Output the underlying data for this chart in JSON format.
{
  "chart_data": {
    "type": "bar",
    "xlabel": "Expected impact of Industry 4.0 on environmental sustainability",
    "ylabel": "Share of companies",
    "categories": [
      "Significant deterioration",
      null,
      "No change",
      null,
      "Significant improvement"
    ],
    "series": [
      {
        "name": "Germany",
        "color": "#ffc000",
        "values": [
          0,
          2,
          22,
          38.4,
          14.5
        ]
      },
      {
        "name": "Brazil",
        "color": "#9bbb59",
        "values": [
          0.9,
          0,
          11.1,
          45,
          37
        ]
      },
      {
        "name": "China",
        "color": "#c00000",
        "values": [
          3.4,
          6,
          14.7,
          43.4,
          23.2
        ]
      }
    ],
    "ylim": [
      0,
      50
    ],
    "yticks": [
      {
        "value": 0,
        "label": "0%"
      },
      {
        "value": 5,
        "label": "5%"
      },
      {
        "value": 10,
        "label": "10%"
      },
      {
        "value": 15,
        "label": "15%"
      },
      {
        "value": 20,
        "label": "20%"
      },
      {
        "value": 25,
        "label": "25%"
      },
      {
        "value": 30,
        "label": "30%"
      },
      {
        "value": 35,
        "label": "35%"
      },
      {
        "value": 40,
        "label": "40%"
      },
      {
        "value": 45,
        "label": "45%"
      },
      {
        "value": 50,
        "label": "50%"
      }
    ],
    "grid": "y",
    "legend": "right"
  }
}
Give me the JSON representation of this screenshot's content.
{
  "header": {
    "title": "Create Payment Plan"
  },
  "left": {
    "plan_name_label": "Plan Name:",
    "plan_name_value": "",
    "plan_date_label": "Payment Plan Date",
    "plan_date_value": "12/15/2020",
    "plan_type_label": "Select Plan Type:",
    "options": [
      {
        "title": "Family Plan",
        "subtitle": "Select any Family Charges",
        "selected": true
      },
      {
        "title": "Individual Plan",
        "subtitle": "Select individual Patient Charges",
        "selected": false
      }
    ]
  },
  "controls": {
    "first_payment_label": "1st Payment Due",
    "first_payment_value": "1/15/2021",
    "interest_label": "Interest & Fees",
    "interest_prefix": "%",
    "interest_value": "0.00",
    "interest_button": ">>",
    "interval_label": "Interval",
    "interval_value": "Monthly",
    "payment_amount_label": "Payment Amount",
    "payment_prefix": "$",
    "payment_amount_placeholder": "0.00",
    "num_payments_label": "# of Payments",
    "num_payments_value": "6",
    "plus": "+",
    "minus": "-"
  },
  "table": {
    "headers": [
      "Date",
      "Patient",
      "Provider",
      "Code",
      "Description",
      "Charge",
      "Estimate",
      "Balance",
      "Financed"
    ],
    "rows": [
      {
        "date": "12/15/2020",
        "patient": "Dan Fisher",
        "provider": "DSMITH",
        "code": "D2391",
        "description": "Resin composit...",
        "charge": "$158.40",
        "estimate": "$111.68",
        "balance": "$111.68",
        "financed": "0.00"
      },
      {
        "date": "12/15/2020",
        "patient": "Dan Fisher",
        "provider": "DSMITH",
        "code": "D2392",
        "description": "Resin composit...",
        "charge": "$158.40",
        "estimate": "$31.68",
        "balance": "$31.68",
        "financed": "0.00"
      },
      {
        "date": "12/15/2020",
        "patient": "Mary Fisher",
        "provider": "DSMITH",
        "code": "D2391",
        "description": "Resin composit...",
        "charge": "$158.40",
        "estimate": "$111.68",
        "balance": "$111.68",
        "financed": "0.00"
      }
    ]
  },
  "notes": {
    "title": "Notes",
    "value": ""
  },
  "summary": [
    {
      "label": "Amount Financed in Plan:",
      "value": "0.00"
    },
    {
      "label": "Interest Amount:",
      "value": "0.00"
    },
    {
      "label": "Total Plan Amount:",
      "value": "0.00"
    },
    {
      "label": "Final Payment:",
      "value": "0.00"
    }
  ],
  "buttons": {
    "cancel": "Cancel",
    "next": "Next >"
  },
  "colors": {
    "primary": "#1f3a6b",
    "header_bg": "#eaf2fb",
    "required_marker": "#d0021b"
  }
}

• • •

> REQUIREMENTS:
Reproduce the entries above in full, verbatim.

> EXERCISE SOLUTION:
Output the underlying data for this chart in JSON format.
{
  "chart_data": {
    "type": "bar",
    "xlabel": "Expected impact of Industry 4.0 on environmental sustainability",
    "ylabel": "Share of companies",
    "categories": [
      "Significant deterioration",
      null,
      "No change",
      null,
      "Significant improvement"
    ],
    "series": [
      {
        "name": "Germany",
        "color": "#ffc000",
        "values": [
          0,
          2,
          22,
          38.4,
          14.5
        ]
      },
      {
        "name": "Brazil",
        "color": "#9bbb59",
        "values": [
          0.9,
          0,
          11.1,
          45,
          37
        ]
      },
      {
        "name": "China",
        "color": "#c00000",
        "values": [
          3.4,
          6,
          14.7,
          43.4,
          23.2
        ]
      }
    ],
    "ylim": [
      0,
      50
    ],
    "yticks": [
      {
        "value": 0,
        "label": "0%"
      },
      {
        "value": 5,
        "label": "5%"
      },
      {
        "value": 10,
        "label": "10%"
      },
      {
        "value": 15,
        "label": "15%"
      },
      {
        "value": 20,
        "label": "20%"
      },
      {
        "value": 25,
        "label": "25%"
      },
      {
        "value": 30,
        "label": "30%"
      },
      {
        "value": 35,
        "label": "35%"
      },
      {
        "value": 40,
        "label": "40%"
      },
      {
        "value": 45,
        "label": "45%"
      },
      {
        "value": 50,
        "label": "50%"
      }
    ],
    "grid": "y",
    "legend": "right"
  }
}
Give me the JSON representation of this screenshot's content.
{
  "header": {
    "title": "Create Payment Plan"
  },
  "left": {
    "plan_name_label": "Plan Name:",
    "plan_name_value": "",
    "plan_date_label": "Payment Plan Date",
    "plan_date_value": "12/15/2020",
    "plan_type_label": "Select Plan Type:",
    "options": [
      {
        "title": "Family Plan",
        "subtitle": "Select any Family Charges",
        "selected": true
      },
      {
        "title": "Individual Plan",
        "subtitle": "Select individual Patient Charges",
        "selected": false
      }
    ]
  },
  "controls": {
    "first_payment_label": "1st Payment Due",
    "first_payment_value": "1/15/2021",
    "interest_label": "Interest & Fees",
    "interest_prefix": "%",
    "interest_value": "0.00",
    "interest_button": ">>",
    "interval_label": "Interval",
    "interval_value": "Monthly",
    "payment_amount_label": "Payment Amount",
    "payment_prefix": "$",
    "payment_amount_placeholder": "0.00",
    "num_payments_label": "# of Payments",
    "num_payments_value": "6",
    "plus": "+",
    "minus": "-"
  },
  "table": {
    "headers": [
      "Date",
      "Patient",
      "Provider",
      "Code",
      "Description",
      "Charge",
      "Estimate",
      "Balance",
      "Financed"
    ],
    "rows": [
      {
        "date": "12/15/2020",
        "patient": "Dan Fisher",
        "provider": "DSMITH",
        "code": "D2391",
        "description": "Resin composit...",
        "charge": "$158.40",
        "estimate": "$111.68",
        "balance": "$111.68",
        "financed": "0.00"
      },
      {
        "date": "12/15/2020",
        "patient": "Dan Fisher",
        "provider": "DSMITH",
        "code": "D2392",
        "description": "Resin composit...",
        "charge": "$158.40",
        "estimate": "$31.68",
        "balance": "$31.68",
        "financed": "0.00"
      },
      {
        "date": "12/15/2020",
        "patient": "Mary Fisher",
        "provider": "DSMITH",
        "code": "D2391",
        "description": "Resin composit...",
        "charge": "$158.40",
        "estimate": "$111.68",
        "balance": "$111.68",
        "financed": "0.00"
      }
    ]
  },
  "notes": {
    "title": "Notes",
    "value": ""
  },
  "summary": [
    {
      "label": "Amount Financed in Plan:",
      "value": "0.00"
    },
    {
      "label": "Interest Amount:",
      "value": "0.00"
    },
    {
      "label": "Total Plan Amount:",
      "value": "0.00"
    },
    {
      "label": "Final Payment:",
      "value": "0.00"
    }
  ],
  "buttons": {
    "cancel": "Cancel",
    "next": "Next >"
  },
  "colors": {
    "primary": "#1f3a6b",
    "header_bg": "#eaf2fb",
    "required_marker": "#d0021b"
  }
}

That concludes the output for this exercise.